Task requirements
Below is a listing; reproduce each line of it exactly.

Records from a dataset:

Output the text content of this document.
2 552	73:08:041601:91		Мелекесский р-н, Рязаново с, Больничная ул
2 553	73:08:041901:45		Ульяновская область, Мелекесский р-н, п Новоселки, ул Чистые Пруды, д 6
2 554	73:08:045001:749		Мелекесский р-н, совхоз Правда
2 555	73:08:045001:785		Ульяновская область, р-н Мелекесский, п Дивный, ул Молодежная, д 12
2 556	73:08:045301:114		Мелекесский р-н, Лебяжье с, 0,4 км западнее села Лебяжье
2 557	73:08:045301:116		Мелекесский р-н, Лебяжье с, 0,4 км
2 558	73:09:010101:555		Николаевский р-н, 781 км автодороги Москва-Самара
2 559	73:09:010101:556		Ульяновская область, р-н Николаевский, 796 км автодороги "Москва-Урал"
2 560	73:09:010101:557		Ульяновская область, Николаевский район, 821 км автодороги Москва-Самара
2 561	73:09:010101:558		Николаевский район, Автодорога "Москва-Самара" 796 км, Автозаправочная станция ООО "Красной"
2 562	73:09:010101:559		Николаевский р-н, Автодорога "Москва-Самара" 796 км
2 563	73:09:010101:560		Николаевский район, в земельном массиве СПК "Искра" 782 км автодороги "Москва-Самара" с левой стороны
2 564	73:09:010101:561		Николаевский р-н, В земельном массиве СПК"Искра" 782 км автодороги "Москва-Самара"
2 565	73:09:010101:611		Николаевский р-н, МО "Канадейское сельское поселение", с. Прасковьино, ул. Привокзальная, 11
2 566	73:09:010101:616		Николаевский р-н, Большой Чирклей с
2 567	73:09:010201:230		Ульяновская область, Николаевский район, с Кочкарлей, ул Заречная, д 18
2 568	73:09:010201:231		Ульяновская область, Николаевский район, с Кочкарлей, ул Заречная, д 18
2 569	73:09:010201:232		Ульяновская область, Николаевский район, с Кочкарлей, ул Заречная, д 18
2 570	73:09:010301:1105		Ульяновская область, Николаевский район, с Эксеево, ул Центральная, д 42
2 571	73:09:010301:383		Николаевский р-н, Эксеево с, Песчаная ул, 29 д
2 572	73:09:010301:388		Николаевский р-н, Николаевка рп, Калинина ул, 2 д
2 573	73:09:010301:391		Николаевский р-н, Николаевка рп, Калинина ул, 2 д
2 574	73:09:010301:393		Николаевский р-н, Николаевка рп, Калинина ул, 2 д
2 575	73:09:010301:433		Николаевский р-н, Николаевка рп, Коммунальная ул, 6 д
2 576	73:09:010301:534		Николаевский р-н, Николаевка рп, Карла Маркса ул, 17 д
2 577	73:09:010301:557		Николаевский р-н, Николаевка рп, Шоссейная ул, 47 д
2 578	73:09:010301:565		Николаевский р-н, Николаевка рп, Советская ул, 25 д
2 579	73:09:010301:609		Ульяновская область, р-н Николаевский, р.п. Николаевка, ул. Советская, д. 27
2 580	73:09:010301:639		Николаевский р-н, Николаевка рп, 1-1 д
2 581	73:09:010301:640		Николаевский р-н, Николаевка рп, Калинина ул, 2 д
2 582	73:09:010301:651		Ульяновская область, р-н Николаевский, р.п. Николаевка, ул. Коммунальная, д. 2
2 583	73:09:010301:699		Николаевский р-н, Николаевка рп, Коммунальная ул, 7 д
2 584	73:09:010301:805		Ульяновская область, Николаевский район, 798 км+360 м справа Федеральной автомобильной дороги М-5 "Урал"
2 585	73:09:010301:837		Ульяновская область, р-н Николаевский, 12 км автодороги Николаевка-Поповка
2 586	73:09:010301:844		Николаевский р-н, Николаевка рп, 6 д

Correct output
Output the text content of this document.
2 552	73:08:041601:91		Мелекесский р-н, Рязаново с, Больничная ул
2 553	73:08:041901:45		Ульяновская область, Мелекесский р-н, п Новоселки, ул Чистые Пруды, д 6
2 554	73:08:045001:749		Мелекесский р-н, совхоз Правда
2 555	73:08:045001:785		Ульяновская область, р-н Мелекесский, п Дивный, ул Молодежная, д 12
2 556	73:08:045301:114		Мелекесский р-н, Лебяжье с, 0,4 км западнее села Лебяжье
2 557	73:08:045301:116		Мелекесский р-н, Лебяжье с, 0,4 км
2 558	73:09:010101:555		Николаевский р-н, 781 км автодороги Москва-Самара
2 559	73:09:010101:556		Ульяновская область, р-н Николаевский, 796 км автодороги "Москва-Урал"
2 560	73:09:010101:557		Ульяновская область, Николаевский район, 821 км автодороги Москва-Самара
2 561	73:09:010101:558		Николаевский район, Автодорога "Москва-Самара" 796 км, Автозаправочная станция ООО "Красной"
2 562	73:09:010101:559		Николаевский р-н, Автодорога "Москва-Самара" 796 км
2 563	73:09:010101:560		Николаевский район, в земельном массиве СПК "Искра" 782 км автодороги "Москва-Самара" с левой стороны
2 564	73:09:010101:561		Николаевский р-н, В земельном массиве СПК"Искра" 782 км автодороги "Москва-Самара"
2 565	73:09:010101:611		Николаевский р-н, МО "Канадейское сельское поселение", с. Прасковьино, ул. Привокзальная, 11
2 566	73:09:010101:616		Николаевский р-н, Большой Чирклей с
2 567	73:09:010201:230		Ульяновская область, Николаевский район, с Кочкарлей, ул Заречная, д 18
2 568	73:09:010201:231		Ульяновская область, Николаевский район, с Кочкарлей, ул Заречная, д 18
2 569	73:09:010201:232		Ульяновская область, Николаевский район, с Кочкарлей, ул Заречная, д 18
2 570	73:09:010301:1105		Ульяновская область, Николаевский район, с Эксеево, ул Центральная, д 42
2 571	73:09:010301:383		Николаевский р-н, Эксеево с, Песчаная ул, 29 д
2 572	73:09:010301:388		Николаевский р-н, Николаевка рп, Калинина ул, 2 д
2 573	73:09:010301:391		Николаевский р-н, Николаевка рп, Калинина ул, 2 д
2 574	73:09:010301:393		Николаевский р-н, Николаевка рп, Калинина ул, 2 д
2 575	73:09:010301:433		Николаевский р-н, Николаевка рп, Коммунальная ул, 6 д
2 576	73:09:010301:534		Николаевский р-н, Николаевка рп, Карла Маркса ул, 17 д
2 577	73:09:010301:557		Николаевский р-н, Николаевка рп, Шоссейная ул, 47 д
2 578	73:09:010301:565		Николаевский р-н, Николаевка рп, Советская ул, 25 д
2 579	73:09:010301:609		Ульяновская область, р-н Николаевский, р.п. Николаевка, ул. Советская, д. 27
2 580	73:09:010301:639		Николаевский р-н, Николаевка рп, 1-1 д
2 581	73:09:010301:640		Николаевский р-н, Николаевка рп, Калинина ул, 2 д
2 582	73:09:010301:651		Ульяновская область, р-н Николаевский, р.п. Николаевка, ул. Коммунальная, д. 2
2 583	73:09:010301:699		Николаевский р-н, Николаевка рп, Коммунальная ул, 7 д
2 584	73:09:010301:805		Ульяновская область, Николаевский район, 798 км+360 м справа Федеральной автомобильной дороги М-5 "Урал"
2 585	73:09:010301:837		Ульяновская область, р-н Николаевский, 12 км автодороги Николаевка-Поповка
2 586	73:09:010301:844		Николаевский р-н, Николаевка рп, 6 д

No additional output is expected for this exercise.